(TASK GOAL) Within the records below, find each line that holds the string "lower", then copy it.

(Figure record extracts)
--------------------------------

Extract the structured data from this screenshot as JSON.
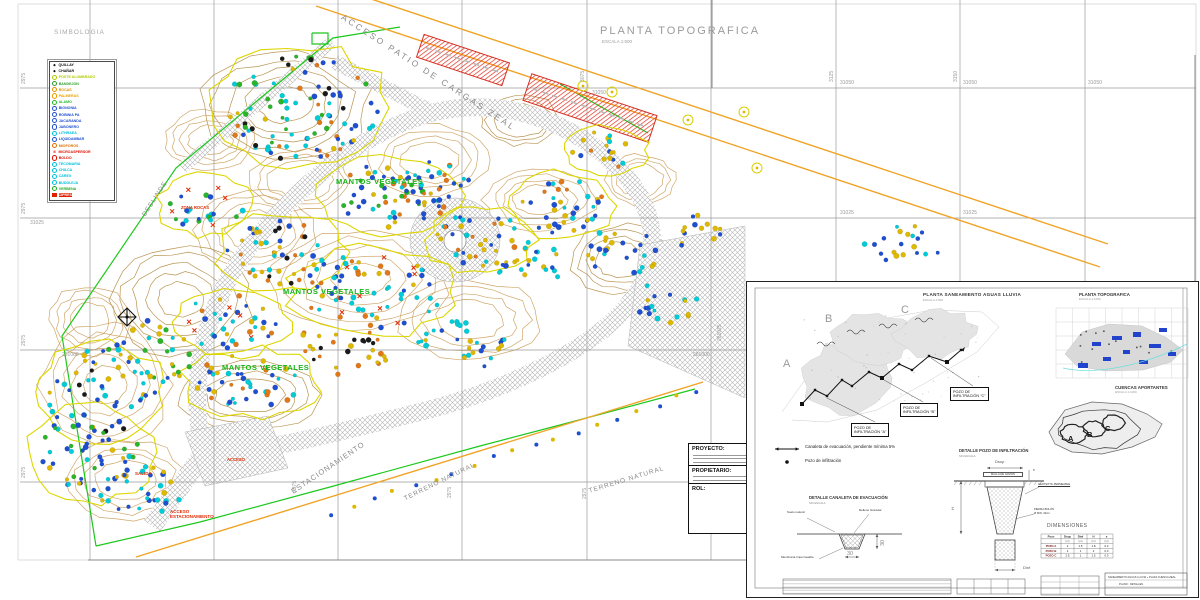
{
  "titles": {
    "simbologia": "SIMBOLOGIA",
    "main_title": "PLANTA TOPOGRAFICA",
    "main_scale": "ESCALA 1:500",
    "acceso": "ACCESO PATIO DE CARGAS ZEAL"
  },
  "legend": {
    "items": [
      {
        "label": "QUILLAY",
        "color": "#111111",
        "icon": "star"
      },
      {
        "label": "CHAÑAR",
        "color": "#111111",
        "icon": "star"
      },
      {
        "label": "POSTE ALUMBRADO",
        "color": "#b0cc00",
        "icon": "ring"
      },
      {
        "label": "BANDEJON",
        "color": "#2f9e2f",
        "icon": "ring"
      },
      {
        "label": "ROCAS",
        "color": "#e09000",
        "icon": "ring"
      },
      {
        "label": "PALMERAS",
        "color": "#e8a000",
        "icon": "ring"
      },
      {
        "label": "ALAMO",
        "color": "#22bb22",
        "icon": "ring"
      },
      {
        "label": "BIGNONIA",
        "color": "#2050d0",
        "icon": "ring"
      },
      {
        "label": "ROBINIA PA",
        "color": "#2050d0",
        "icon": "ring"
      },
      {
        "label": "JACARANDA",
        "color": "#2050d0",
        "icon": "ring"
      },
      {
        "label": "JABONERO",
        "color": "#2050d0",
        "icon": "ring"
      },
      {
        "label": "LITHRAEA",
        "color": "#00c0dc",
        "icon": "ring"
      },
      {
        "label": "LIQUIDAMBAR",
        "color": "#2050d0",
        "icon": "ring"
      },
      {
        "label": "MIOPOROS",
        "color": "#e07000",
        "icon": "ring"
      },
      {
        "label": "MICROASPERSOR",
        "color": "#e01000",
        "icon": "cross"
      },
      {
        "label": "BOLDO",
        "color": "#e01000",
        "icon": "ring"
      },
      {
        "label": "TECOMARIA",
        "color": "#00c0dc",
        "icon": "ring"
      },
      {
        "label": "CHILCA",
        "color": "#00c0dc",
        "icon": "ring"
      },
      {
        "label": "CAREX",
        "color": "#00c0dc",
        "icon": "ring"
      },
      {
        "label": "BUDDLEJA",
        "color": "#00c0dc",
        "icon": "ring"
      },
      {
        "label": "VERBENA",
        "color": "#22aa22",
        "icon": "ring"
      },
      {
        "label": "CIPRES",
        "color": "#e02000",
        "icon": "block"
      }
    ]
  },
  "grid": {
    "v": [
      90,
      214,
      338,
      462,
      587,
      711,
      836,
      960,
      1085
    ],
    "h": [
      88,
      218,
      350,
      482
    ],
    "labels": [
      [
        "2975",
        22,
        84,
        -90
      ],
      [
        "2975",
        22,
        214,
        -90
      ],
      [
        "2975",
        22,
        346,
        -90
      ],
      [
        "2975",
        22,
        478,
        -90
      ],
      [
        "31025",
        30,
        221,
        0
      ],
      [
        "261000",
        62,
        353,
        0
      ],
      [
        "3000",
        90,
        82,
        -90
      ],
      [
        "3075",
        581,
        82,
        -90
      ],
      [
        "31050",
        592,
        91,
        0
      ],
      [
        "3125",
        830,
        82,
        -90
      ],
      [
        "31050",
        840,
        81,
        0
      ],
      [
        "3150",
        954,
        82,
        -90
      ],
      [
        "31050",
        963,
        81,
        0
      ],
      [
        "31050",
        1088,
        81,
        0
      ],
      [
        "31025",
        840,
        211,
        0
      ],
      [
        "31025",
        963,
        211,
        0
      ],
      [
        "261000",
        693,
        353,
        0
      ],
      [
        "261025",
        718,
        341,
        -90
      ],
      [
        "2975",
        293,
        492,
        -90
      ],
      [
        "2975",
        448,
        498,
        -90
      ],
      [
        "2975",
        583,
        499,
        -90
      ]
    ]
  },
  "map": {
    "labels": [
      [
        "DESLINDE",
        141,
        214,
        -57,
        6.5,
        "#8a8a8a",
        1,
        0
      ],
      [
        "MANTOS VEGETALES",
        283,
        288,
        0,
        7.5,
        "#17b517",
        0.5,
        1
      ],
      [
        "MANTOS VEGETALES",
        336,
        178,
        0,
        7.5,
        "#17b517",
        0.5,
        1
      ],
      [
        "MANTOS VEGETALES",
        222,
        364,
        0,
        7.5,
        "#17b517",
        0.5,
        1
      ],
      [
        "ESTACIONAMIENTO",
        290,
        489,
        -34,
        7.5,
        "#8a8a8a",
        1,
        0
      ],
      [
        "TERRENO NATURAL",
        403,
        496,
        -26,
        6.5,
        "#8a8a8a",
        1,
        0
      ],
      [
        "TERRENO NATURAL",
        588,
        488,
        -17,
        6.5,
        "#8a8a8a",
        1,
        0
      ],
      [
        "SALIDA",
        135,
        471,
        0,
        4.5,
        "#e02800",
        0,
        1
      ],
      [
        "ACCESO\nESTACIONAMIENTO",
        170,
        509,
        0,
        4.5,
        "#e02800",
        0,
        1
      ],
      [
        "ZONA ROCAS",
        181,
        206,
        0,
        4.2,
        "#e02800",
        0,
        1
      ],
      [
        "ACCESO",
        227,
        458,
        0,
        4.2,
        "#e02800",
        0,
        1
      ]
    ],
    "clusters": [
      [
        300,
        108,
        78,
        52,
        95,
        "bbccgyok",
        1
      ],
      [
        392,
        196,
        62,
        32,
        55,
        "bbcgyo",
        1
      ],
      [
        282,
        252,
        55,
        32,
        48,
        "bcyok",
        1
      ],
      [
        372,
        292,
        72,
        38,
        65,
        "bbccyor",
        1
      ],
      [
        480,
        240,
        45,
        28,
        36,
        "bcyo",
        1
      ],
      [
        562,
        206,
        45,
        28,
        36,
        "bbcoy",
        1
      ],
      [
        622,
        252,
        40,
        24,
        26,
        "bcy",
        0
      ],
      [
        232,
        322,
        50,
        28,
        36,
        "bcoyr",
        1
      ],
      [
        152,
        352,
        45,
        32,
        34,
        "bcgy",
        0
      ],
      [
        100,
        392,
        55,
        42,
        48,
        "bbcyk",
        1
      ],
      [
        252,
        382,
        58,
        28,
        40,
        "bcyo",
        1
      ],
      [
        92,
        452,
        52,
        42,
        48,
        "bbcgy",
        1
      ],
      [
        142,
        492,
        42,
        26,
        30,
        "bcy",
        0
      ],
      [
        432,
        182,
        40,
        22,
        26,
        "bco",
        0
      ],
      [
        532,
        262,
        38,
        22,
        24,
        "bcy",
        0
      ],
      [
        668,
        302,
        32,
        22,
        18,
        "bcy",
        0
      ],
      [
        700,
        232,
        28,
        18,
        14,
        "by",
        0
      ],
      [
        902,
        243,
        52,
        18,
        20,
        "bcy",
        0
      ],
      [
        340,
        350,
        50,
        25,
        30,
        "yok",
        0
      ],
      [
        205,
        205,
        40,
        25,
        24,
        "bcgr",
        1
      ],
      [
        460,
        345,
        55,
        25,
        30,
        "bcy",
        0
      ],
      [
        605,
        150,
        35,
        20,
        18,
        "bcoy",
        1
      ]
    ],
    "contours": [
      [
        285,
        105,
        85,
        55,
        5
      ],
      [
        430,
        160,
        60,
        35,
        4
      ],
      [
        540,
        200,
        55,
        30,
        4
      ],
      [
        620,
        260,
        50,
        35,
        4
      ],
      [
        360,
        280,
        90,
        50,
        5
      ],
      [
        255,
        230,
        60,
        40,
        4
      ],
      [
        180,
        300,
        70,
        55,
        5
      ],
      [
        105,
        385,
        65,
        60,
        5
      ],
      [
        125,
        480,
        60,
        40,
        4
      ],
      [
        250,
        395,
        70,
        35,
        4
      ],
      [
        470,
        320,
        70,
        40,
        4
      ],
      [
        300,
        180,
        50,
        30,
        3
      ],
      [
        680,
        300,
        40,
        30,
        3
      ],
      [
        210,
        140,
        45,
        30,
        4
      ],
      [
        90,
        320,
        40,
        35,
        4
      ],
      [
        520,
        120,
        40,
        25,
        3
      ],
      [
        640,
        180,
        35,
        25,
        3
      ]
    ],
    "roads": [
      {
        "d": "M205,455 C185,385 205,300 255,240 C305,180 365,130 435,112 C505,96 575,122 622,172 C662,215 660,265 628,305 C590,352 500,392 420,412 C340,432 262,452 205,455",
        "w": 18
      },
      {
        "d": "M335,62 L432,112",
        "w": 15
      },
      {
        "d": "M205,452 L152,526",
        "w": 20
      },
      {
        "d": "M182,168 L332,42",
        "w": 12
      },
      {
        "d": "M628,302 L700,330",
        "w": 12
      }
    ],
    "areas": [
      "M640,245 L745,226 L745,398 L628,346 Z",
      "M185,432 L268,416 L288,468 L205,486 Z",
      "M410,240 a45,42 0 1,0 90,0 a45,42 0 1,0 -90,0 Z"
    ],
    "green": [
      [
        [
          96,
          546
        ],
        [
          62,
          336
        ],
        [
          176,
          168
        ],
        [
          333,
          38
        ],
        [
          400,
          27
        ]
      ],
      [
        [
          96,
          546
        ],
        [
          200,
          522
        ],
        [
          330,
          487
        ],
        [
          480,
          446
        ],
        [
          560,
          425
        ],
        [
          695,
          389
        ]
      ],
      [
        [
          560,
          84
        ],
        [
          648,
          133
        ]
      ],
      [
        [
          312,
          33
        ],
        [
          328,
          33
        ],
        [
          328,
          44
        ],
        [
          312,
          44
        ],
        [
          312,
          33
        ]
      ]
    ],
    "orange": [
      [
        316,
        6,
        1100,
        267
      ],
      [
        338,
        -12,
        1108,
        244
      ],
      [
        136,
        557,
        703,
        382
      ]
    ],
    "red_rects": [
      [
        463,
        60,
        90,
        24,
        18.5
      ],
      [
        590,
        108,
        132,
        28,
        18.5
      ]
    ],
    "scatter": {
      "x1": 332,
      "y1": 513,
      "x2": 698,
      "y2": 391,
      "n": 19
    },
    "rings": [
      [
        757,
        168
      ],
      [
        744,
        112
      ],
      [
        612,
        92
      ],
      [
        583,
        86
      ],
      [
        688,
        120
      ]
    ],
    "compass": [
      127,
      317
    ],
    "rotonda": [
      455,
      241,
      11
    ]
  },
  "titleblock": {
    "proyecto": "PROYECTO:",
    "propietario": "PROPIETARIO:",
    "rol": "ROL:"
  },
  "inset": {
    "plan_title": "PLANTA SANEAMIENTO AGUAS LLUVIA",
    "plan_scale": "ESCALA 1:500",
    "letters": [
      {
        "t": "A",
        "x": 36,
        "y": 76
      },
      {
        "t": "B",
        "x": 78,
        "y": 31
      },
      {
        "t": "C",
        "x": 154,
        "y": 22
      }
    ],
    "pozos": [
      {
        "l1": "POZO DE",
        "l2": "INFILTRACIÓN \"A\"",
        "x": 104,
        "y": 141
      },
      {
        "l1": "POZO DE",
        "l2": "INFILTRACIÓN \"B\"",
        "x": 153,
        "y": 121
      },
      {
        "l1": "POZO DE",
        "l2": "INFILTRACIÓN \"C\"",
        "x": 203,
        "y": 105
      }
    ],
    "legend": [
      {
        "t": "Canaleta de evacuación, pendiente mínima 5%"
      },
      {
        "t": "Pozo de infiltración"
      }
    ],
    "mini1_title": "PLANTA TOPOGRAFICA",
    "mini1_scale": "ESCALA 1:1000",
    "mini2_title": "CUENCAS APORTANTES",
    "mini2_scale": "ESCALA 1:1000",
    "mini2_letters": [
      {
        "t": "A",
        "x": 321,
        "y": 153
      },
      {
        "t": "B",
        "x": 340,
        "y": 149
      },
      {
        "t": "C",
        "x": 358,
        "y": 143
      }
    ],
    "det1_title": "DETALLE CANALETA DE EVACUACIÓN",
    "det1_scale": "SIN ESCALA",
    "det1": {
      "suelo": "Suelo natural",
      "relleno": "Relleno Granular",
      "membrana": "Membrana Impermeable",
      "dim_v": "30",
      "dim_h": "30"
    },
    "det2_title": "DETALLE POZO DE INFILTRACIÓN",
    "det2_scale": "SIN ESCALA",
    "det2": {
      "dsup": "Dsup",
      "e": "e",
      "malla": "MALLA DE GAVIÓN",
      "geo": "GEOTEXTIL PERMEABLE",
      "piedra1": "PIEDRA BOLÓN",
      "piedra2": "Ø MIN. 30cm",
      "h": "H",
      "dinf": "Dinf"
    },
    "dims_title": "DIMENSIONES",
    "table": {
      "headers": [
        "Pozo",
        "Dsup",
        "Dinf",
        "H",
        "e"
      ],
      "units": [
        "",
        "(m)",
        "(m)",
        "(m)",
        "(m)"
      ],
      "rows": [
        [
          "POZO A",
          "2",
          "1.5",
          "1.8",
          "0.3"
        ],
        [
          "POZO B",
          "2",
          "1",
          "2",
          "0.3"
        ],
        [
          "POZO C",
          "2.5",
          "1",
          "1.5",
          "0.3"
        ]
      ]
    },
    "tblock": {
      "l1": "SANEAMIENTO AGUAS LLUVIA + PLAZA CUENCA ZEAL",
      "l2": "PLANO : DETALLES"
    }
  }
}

--------------------------------

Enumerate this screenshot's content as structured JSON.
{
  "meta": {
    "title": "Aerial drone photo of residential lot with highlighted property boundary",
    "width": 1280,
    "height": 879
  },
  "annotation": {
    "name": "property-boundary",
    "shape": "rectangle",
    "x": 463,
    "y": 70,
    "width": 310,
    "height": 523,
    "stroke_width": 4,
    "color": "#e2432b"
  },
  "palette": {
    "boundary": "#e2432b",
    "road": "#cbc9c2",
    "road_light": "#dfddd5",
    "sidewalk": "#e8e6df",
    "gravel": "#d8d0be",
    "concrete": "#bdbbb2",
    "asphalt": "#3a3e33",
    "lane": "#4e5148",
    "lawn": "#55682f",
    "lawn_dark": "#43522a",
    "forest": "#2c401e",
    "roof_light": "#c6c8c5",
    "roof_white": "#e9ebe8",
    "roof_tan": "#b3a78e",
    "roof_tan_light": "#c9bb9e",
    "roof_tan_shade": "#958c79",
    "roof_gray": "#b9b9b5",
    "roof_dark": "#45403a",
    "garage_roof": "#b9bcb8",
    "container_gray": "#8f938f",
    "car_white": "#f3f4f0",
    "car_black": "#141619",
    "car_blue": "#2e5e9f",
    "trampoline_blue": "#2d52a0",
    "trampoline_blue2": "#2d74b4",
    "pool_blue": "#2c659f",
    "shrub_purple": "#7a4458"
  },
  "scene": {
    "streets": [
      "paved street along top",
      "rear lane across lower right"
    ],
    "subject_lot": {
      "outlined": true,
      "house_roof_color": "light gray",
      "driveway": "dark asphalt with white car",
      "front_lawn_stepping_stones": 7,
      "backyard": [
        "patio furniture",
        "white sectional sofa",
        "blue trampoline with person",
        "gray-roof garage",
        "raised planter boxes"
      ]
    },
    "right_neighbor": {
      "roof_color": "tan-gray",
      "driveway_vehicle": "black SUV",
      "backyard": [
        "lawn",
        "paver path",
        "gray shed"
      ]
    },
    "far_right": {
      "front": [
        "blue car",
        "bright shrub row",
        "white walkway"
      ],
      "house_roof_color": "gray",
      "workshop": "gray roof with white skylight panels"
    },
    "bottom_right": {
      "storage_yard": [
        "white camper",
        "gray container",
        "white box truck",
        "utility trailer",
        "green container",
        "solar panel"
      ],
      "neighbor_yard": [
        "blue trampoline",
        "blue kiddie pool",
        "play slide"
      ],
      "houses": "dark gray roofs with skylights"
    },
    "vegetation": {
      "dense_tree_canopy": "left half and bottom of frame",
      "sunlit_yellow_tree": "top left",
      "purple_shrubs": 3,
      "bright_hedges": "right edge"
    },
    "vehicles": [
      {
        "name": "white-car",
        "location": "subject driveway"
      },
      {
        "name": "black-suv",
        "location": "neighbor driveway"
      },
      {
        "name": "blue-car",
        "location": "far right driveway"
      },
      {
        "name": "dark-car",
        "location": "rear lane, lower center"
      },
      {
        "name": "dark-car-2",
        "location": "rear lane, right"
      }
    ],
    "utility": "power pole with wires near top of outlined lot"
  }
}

--------------------------------

(RESULT OF THIS EXERCISE)
      "rear lane across lower right"
        "location": "rear lane, lower center"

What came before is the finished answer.